## Start TASK INPUT

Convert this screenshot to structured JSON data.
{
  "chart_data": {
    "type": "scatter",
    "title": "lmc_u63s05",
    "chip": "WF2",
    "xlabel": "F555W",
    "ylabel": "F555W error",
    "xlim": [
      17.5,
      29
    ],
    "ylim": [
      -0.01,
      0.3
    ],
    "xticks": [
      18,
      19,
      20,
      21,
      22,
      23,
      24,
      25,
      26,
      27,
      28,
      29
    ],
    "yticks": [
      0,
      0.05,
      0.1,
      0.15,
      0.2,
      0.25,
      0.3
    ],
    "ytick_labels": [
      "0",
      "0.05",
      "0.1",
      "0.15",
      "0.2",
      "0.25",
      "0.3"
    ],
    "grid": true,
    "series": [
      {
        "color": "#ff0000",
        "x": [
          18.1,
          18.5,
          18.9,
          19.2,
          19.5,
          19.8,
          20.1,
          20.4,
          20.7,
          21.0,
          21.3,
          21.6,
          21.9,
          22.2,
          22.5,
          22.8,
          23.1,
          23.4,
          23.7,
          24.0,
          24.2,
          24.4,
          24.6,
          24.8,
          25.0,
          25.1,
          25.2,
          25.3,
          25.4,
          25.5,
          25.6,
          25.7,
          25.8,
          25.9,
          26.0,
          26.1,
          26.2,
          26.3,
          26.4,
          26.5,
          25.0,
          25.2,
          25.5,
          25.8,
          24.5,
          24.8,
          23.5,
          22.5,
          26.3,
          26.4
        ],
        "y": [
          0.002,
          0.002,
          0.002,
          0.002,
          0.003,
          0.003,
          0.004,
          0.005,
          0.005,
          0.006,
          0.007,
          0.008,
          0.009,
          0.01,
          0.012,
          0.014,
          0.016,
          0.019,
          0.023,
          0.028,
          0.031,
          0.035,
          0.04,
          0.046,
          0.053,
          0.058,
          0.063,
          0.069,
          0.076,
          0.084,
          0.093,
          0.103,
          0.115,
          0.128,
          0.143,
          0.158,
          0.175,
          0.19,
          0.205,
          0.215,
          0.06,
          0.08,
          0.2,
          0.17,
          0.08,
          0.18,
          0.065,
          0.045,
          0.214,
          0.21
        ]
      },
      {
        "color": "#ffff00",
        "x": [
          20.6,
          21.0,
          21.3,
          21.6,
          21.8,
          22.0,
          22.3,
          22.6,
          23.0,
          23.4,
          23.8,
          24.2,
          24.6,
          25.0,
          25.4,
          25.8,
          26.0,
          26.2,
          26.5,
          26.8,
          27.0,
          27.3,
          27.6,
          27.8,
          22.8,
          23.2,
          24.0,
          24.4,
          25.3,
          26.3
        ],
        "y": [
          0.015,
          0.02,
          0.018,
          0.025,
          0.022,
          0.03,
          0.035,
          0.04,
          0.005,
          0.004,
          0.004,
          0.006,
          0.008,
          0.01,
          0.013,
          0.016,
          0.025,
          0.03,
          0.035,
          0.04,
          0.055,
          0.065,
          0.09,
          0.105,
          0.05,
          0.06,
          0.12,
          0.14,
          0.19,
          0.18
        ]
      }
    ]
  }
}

## End TASK INPUT

* WHAT NEEDS TO BE DONE:
Extract each entry in full, exactly as given.

* RESULT OF THIS TASK:
Convert this screenshot to structured JSON data.
{
  "chart_data": {
    "type": "scatter",
    "title": "lmc_u63s05",
    "chip": "WF2",
    "xlabel": "F555W",
    "ylabel": "F555W error",
    "xlim": [
      17.5,
      29
    ],
    "ylim": [
      -0.01,
      0.3
    ],
    "xticks": [
      18,
      19,
      20,
      21,
      22,
      23,
      24,
      25,
      26,
      27,
      28,
      29
    ],
    "yticks": [
      0,
      0.05,
      0.1,
      0.15,
      0.2,
      0.25,
      0.3
    ],
    "ytick_labels": [
      "0",
      "0.05",
      "0.1",
      "0.15",
      "0.2",
      "0.25",
      "0.3"
    ],
    "grid": true,
    "series": [
      {
        "color": "#ff0000",
        "x": [
          18.1,
          18.5,
          18.9,
          19.2,
          19.5,
          19.8,
          20.1,
          20.4,
          20.7,
          21.0,
          21.3,
          21.6,
          21.9,
          22.2,
          22.5,
          22.8,
          23.1,
          23.4,
          23.7,
          24.0,
          24.2,
          24.4,
          24.6,
          24.8,
          25.0,
          25.1,
          25.2,
          25.3,
          25.4,
          25.5,
          25.6,
          25.7,
          25.8,
          25.9,
          26.0,
          26.1,
          26.2,
          26.3,
          26.4,
          26.5,
          25.0,
          25.2,
          25.5,
          25.8,
          24.5,
          24.8,
          23.5,
          22.5,
          26.3,
          26.4
        ],
        "y": [
          0.002,
          0.002,
          0.002,
          0.002,
          0.003,
          0.003,
          0.004,
          0.005,
          0.005,
          0.006,
          0.007,
          0.008,
          0.009,
          0.01,
          0.012,
          0.014,
          0.016,
          0.019,
          0.023,
          0.028,
          0.031,
          0.035,
          0.04,
          0.046,
          0.053,
          0.058,
          0.063,
          0.069,
          0.076,
          0.084,
          0.093,
          0.103,
          0.115,
          0.128,
          0.143,
          0.158,
          0.175,
          0.19,
          0.205,
          0.215,
          0.06,
          0.08,
          0.2,
          0.17,
          0.08,
          0.18,
          0.065,
          0.045,
          0.214,
          0.21
        ]
      },
      {
        "color": "#ffff00",
        "x": [
          20.6,
          21.0,
          21.3,
          21.6,
          21.8,
          22.0,
          22.3,
          22.6,
          23.0,
          23.4,
          23.8,
          24.2,
          24.6,
          25.0,
          25.4,
          25.8,
          26.0,
          26.2,
          26.5,
          26.8,
          27.0,
          27.3,
          27.6,
          27.8,
          22.8,
          23.2,
          24.0,
          24.4,
          25.3,
          26.3
        ],
        "y": [
          0.015,
          0.02,
          0.018,
          0.025,
          0.022,
          0.03,
          0.035,
          0.04,
          0.005,
          0.004,
          0.004,
          0.006,
          0.008,
          0.01,
          0.013,
          0.016,
          0.025,
          0.03,
          0.035,
          0.04,
          0.055,
          0.065,
          0.09,
          0.105,
          0.05,
          0.06,
          0.12,
          0.14,
          0.19,
          0.18
        ]
      }
    ]
  }
}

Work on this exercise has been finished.